--- START ---

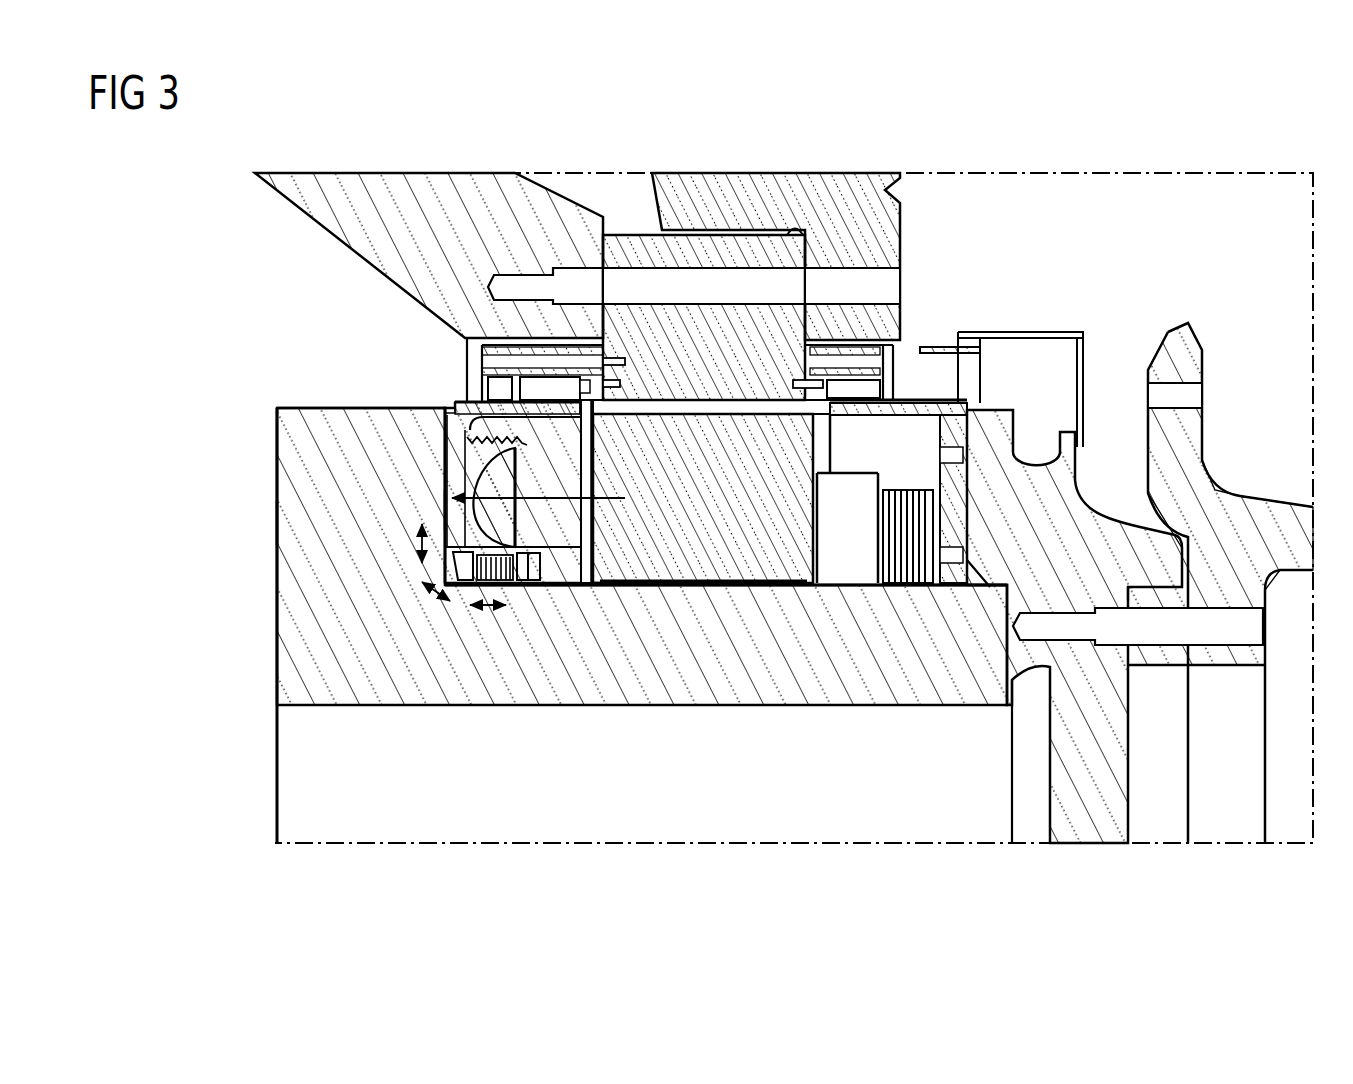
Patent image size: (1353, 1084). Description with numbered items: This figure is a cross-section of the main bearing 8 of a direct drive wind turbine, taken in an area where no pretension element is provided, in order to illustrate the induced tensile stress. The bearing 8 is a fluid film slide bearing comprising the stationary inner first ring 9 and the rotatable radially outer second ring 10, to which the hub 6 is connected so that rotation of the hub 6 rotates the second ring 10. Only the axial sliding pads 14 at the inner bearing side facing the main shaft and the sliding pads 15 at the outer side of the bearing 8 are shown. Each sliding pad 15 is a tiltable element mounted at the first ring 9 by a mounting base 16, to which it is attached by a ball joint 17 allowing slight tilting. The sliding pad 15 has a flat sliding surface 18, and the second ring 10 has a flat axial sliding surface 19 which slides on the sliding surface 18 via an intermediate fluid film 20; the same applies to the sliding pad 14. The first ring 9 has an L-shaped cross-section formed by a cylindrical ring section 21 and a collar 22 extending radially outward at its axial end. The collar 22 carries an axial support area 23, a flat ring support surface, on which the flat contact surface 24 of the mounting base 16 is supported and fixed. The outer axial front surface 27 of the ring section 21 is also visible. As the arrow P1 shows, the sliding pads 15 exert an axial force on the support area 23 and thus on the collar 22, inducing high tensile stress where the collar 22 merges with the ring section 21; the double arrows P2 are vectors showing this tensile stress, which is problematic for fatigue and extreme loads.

The hub 6 is at (382, 243).
The main bearing 8 is at (246, 730).
The first ring 9 is at (246, 654).
The second ring 10 is at (724, 213).
The axial sliding pads 14 is at (852, 557).
The sliding pads 15 is at (547, 545).
The mounting base 16 is at (468, 470).
The ball joint 17 is at (476, 458).
The sliding surface 18 is at (478, 440).
The axial sliding surface 19 is at (600, 487).
The fluid film 20 is at (600, 513).
The cylindrical ring section 21 is at (763, 665).
The collar 22 is at (292, 522).
The axial support area 23 is at (443, 510).
The flat contact surface 24 is at (512, 550).
The outer axial front surface 27 is at (277, 672).
The arrow P1 is at (568, 500).
The double arrows P2 is at (418, 620).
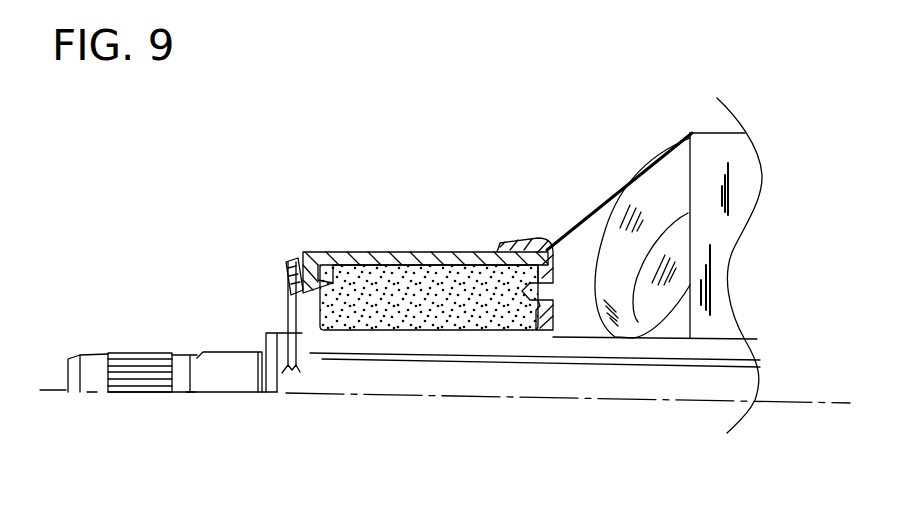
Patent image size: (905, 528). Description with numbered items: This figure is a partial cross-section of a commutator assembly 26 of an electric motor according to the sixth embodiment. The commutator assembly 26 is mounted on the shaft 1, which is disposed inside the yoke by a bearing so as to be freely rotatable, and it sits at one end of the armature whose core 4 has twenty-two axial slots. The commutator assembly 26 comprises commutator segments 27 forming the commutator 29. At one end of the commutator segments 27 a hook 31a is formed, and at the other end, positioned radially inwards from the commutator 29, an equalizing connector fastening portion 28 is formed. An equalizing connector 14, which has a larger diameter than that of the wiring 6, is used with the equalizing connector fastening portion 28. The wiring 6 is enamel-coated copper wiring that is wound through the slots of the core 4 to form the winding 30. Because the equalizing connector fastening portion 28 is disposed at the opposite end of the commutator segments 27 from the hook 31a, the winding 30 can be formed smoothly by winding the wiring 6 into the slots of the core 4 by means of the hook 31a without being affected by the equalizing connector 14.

The shaft 1 is at (368, 384).
The core 4 is at (712, 152).
The wiring 6 is at (613, 192).
The equalizing connector 14 is at (290, 305).
The commutator assembly 26 is at (420, 204).
The commutator segment 27 is at (393, 250).
The equalizing connector fastening portion 28 is at (293, 258).
The commutator 29 is at (443, 278).
The winding 30 is at (637, 322).
The hook 31a is at (513, 235).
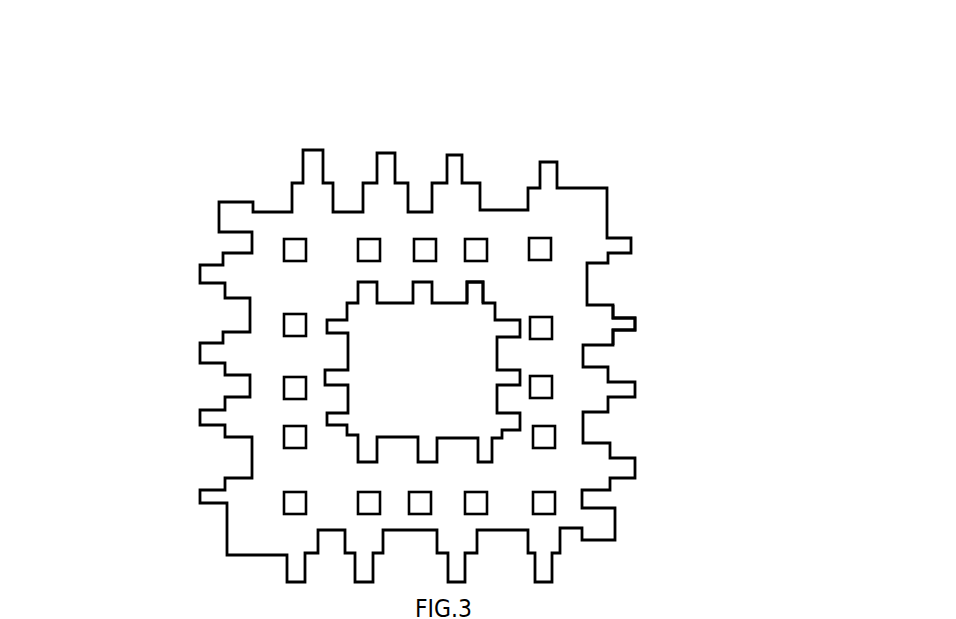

--- END ---

◆ Instructions for the task:
Reproduce every line of the records above word for word, leaving out the pictures.

◆ The response:
Patent image size: (1353, 1084). Description with numbered items: This figure is a cross-section of the main bearing 8 of a direct drive wind turbine, taken in an area where no pretension element is provided, in order to illustrate the induced tensile stress. The bearing 8 is a fluid film slide bearing comprising the stationary inner first ring 9 and the rotatable radially outer second ring 10, to which the hub 6 is connected so that rotation of the hub 6 rotates the second ring 10. Only the axial sliding pads 14 at the inner bearing side facing the main shaft and the sliding pads 15 at the outer side of the bearing 8 are shown. Each sliding pad 15 is a tiltable element mounted at the first ring 9 by a mounting base 16, to which it is attached by a ball joint 17 allowing slight tilting. The sliding pad 15 has a flat sliding surface 18, and the second ring 10 has a flat axial sliding surface 19 which slides on the sliding surface 18 via an intermediate fluid film 20; the same applies to the sliding pad 14. The first ring 9 has an L-shaped cross-section formed by a cylindrical ring section 21 and a collar 22 extending radially outward at its axial end. The collar 22 carries an axial support area 23, a flat ring support surface, on which the flat contact surface 24 of the mounting base 16 is supported and fixed. The outer axial front surface 27 of the ring section 21 is also visible. As the arrow P1 shows, the sliding pads 15 exert an axial force on the support area 23 and thus on the collar 22, inducing high tensile stress where the collar 22 merges with the ring section 21; the double arrows P2 are vectors showing this tensile stress, which is problematic for fatigue and extreme loads.

The hub 6 is at (382, 243).
The main bearing 8 is at (246, 730).
The first ring 9 is at (246, 654).
The second ring 10 is at (724, 213).
The axial sliding pads 14 is at (852, 557).
The sliding pads 15 is at (547, 545).
The mounting base 16 is at (468, 470).
The ball joint 17 is at (476, 458).
The sliding surface 18 is at (478, 440).
The axial sliding surface 19 is at (600, 487).
The fluid film 20 is at (600, 513).
The cylindrical ring section 21 is at (763, 665).
The collar 22 is at (292, 522).
The axial support area 23 is at (443, 510).
The flat contact surface 24 is at (512, 550).
The outer axial front surface 27 is at (277, 672).
The arrow P1 is at (568, 500).
The double arrows P2 is at (418, 620).
Patent image size: (905, 528). Description with numbered items: This figure is a partial cross-section of a commutator assembly 26 of an electric motor according to the sixth embodiment. The commutator assembly 26 is mounted on the shaft 1, which is disposed inside the yoke by a bearing so as to be freely rotatable, and it sits at one end of the armature whose core 4 has twenty-two axial slots. The commutator assembly 26 comprises commutator segments 27 forming the commutator 29. At one end of the commutator segments 27 a hook 31a is formed, and at the other end, positioned radially inwards from the commutator 29, an equalizing connector fastening portion 28 is formed. An equalizing connector 14, which has a larger diameter than that of the wiring 6, is used with the equalizing connector fastening portion 28. The wiring 6 is enamel-coated copper wiring that is wound through the slots of the core 4 to form the winding 30. Because the equalizing connector fastening portion 28 is disposed at the opposite end of the commutator segments 27 from the hook 31a, the winding 30 can be formed smoothly by winding the wiring 6 into the slots of the core 4 by means of the hook 31a without being affected by the equalizing connector 14.

The shaft 1 is at (368, 384).
The core 4 is at (712, 152).
The wiring 6 is at (613, 192).
The equalizing connector 14 is at (290, 305).
The commutator assembly 26 is at (420, 204).
The commutator segment 27 is at (393, 250).
The equalizing connector fastening portion 28 is at (293, 258).
The commutator 29 is at (443, 278).
The winding 30 is at (637, 322).
The hook 31a is at (513, 235).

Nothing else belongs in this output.